• [Data records]:
========

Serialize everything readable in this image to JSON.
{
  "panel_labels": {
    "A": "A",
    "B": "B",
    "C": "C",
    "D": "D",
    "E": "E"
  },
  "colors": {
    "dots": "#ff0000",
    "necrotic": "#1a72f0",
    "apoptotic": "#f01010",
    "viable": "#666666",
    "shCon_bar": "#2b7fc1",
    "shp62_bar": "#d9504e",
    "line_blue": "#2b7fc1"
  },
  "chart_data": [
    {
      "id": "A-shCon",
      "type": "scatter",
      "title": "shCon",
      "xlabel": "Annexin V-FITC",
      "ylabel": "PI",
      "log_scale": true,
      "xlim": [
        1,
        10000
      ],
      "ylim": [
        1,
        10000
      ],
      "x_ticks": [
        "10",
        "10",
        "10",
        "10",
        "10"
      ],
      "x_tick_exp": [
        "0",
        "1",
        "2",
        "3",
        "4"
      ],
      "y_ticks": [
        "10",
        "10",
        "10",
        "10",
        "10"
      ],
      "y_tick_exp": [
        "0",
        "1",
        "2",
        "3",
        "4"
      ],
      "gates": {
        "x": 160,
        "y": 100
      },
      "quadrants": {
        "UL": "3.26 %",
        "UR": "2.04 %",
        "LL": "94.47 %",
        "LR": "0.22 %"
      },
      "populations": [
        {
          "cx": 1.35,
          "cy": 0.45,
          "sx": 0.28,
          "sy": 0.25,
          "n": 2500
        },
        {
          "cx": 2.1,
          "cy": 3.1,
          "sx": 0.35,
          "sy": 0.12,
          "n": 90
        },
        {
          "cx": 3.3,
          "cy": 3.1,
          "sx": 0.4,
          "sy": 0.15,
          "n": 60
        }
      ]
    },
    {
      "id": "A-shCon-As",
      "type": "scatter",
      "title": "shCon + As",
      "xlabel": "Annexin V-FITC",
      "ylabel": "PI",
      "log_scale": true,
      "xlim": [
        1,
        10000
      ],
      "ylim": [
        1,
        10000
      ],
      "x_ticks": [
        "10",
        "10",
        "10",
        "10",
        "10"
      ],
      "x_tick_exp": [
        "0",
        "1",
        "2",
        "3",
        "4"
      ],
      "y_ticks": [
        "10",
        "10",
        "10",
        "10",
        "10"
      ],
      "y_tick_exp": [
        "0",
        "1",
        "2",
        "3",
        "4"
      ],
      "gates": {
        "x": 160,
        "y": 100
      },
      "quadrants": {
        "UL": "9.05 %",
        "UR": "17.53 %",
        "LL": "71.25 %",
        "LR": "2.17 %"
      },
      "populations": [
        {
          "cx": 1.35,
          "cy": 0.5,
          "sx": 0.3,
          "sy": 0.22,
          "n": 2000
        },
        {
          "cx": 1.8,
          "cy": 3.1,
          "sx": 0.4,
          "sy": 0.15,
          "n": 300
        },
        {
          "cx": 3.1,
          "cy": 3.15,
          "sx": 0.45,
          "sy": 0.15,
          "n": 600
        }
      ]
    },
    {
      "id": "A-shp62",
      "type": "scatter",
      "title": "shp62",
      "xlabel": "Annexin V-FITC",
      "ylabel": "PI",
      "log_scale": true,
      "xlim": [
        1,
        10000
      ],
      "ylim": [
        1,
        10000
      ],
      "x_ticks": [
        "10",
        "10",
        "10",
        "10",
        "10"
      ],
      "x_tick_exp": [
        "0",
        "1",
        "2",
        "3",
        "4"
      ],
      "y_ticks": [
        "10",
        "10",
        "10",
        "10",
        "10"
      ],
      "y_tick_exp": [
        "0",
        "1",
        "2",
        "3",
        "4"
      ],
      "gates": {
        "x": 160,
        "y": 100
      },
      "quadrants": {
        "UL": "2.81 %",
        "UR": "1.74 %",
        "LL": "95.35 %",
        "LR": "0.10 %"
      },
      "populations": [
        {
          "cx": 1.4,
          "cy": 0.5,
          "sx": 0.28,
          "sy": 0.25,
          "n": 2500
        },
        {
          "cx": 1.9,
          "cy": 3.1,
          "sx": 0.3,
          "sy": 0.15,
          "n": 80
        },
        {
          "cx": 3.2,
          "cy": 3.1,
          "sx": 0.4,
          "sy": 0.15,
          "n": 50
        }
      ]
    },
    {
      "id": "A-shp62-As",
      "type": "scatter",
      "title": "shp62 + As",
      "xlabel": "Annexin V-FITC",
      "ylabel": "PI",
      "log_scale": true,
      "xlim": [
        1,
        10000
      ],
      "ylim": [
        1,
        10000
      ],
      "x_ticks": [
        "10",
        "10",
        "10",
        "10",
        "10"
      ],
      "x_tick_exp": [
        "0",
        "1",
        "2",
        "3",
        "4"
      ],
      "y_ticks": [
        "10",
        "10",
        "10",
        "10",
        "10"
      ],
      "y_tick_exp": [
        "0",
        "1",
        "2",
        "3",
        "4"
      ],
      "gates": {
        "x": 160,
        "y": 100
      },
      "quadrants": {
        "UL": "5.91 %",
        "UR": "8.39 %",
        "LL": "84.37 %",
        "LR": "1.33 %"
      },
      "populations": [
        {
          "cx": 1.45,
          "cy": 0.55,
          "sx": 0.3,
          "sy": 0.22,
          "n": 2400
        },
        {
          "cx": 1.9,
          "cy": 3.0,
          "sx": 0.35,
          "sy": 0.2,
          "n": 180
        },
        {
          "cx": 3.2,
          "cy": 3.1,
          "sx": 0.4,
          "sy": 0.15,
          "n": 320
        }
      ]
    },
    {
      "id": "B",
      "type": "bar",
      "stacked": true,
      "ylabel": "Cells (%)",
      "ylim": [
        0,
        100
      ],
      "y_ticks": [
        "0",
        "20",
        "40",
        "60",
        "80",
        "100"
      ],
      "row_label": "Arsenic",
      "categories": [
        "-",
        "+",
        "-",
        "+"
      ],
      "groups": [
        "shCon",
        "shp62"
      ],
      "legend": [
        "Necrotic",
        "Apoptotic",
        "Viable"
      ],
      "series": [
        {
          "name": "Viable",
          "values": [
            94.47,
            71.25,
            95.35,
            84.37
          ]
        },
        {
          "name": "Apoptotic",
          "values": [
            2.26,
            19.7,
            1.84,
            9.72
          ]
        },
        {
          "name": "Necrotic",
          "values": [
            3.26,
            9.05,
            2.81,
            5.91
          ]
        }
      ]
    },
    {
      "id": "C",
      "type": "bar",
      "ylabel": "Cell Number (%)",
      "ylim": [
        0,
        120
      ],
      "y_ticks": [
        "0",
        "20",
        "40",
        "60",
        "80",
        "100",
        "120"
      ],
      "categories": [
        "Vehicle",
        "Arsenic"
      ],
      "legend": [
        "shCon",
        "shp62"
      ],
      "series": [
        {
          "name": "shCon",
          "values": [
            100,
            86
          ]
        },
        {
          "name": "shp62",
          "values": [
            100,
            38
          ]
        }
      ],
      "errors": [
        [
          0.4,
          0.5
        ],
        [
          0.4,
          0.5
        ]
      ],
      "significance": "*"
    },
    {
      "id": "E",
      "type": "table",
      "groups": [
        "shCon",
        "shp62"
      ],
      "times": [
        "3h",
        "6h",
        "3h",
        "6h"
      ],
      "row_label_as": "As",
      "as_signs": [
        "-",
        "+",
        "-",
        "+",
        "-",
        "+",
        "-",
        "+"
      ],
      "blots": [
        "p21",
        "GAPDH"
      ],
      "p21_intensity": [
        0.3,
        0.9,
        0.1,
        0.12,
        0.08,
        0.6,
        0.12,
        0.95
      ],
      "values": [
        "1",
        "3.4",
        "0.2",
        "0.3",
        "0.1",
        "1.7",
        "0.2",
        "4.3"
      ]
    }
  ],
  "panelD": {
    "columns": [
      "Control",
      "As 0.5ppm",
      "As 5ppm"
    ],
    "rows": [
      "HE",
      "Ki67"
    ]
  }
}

========

• [Given task]:
From the listing, tally every line with the word "name" in it and give only the tally.

• [Task answer]:
5